## start

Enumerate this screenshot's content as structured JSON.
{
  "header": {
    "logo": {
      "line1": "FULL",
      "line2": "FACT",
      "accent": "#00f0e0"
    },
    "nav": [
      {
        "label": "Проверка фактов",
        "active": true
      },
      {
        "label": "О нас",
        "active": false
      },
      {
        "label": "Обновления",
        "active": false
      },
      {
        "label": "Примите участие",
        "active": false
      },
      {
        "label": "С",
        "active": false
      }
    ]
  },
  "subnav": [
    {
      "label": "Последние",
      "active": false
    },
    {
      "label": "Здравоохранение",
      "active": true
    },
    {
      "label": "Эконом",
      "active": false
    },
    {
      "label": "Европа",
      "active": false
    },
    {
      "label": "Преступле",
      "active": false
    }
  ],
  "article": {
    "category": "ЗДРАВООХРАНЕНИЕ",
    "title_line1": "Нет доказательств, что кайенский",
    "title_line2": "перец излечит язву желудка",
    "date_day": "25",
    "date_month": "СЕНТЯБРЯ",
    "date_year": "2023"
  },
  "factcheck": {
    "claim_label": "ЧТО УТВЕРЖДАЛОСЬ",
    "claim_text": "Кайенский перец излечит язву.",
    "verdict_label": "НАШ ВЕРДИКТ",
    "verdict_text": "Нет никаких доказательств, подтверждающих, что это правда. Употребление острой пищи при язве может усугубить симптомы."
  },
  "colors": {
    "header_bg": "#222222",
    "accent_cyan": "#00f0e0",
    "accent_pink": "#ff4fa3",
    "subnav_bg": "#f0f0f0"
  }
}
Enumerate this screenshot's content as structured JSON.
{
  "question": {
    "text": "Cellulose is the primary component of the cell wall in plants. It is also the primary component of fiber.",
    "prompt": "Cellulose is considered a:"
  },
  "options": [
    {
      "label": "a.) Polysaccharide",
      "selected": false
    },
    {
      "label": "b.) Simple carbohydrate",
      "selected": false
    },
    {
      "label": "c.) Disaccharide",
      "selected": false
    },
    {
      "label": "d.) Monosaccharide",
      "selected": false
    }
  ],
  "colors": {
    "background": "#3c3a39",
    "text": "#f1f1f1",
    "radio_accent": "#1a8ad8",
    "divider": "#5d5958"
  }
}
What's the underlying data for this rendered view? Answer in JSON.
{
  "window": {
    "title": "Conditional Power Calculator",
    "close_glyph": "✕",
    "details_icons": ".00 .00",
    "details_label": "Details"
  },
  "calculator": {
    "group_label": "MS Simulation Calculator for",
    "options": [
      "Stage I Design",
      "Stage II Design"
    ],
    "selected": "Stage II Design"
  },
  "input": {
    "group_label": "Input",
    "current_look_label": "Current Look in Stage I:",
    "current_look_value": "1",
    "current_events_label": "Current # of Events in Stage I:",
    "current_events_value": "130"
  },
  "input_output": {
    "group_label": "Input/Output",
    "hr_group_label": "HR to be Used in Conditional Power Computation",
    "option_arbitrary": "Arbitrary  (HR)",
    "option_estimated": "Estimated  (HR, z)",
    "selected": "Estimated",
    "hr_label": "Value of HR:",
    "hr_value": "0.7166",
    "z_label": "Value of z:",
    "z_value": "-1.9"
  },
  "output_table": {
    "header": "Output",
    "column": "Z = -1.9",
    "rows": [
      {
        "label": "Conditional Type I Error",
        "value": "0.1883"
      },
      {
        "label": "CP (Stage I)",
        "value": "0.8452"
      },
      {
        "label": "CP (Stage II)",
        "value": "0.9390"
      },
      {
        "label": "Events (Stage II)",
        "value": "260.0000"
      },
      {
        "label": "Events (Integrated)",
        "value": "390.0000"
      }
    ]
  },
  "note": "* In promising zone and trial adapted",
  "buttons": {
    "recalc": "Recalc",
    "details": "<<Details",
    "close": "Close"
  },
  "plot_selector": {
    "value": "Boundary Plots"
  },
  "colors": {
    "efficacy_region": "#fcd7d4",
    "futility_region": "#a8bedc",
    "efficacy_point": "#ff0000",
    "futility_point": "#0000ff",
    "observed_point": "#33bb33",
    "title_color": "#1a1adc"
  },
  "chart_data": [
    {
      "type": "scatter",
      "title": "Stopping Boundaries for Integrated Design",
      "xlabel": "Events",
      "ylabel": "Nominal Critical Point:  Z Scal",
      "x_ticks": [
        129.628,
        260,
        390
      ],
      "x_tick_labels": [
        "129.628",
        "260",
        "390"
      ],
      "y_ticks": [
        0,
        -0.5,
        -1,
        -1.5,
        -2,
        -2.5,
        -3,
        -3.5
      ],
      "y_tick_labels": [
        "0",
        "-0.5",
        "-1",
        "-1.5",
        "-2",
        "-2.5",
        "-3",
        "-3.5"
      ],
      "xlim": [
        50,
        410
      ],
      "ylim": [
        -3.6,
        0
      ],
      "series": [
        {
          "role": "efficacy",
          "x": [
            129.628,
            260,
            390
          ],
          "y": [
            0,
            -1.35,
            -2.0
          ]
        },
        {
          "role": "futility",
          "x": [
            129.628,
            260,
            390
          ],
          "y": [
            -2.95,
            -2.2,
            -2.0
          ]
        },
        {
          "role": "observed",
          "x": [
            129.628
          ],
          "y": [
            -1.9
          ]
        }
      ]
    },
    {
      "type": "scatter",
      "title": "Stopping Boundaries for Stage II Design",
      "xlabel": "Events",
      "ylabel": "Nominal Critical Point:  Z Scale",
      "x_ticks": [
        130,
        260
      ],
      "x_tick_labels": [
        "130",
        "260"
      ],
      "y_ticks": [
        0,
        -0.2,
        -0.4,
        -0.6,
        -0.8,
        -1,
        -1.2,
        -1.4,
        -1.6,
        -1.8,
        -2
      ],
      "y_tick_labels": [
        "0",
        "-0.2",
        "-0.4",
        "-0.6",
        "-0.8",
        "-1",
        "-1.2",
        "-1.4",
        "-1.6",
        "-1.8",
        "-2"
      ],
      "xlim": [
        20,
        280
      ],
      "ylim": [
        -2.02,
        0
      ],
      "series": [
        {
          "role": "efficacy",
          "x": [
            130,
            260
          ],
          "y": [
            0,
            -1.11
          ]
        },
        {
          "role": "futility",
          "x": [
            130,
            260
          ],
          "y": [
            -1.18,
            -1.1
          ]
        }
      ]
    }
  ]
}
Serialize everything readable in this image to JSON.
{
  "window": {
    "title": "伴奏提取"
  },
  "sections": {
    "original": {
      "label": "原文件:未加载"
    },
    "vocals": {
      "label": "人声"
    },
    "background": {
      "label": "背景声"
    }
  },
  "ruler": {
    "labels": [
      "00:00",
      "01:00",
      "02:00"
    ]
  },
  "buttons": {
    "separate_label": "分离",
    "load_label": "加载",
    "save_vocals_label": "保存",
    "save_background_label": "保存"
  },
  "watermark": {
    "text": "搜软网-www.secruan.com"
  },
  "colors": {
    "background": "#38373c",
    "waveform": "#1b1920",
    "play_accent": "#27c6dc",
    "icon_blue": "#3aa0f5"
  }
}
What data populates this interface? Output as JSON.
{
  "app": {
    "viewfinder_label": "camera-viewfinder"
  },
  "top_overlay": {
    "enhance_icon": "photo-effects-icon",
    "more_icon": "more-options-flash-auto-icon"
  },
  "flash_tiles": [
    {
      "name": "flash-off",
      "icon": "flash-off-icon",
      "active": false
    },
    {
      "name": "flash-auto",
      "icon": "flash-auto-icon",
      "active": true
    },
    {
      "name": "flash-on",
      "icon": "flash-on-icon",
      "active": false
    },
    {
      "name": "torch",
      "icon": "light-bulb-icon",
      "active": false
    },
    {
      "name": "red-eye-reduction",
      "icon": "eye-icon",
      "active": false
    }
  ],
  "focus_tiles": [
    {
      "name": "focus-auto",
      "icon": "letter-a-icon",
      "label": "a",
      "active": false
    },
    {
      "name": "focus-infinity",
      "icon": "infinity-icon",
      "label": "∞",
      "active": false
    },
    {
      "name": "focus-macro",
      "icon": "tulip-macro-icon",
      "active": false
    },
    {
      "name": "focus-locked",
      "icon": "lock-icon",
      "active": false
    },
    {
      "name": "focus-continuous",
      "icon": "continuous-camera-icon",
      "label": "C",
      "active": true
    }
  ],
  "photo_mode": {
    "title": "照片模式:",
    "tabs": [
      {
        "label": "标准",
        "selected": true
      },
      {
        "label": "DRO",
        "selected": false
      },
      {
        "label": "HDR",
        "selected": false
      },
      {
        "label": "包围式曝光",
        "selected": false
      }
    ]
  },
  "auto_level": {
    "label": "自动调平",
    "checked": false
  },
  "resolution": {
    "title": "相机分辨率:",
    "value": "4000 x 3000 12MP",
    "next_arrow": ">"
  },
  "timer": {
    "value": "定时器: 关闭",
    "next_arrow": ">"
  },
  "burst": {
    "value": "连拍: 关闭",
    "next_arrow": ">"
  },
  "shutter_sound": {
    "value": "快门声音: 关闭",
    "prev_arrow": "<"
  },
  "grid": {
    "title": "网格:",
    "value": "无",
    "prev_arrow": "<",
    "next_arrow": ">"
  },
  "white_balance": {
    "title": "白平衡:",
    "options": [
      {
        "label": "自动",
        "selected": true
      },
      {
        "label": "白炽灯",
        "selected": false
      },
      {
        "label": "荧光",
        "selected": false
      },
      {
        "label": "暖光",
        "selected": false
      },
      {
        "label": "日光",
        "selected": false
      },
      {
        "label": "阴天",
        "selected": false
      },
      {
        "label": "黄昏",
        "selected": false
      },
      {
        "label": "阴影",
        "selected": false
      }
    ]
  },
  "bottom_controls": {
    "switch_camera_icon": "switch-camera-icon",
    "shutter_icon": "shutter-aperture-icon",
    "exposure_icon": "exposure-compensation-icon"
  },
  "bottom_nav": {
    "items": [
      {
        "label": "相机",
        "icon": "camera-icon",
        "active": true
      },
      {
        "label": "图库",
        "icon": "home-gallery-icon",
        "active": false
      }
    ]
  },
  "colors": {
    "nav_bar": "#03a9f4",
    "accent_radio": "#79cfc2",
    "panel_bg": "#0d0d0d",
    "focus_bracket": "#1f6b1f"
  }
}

## end

▶ What to work on: The word "Boundaries" appears in how many lines of the records? Give the number only.

▶ Response: 2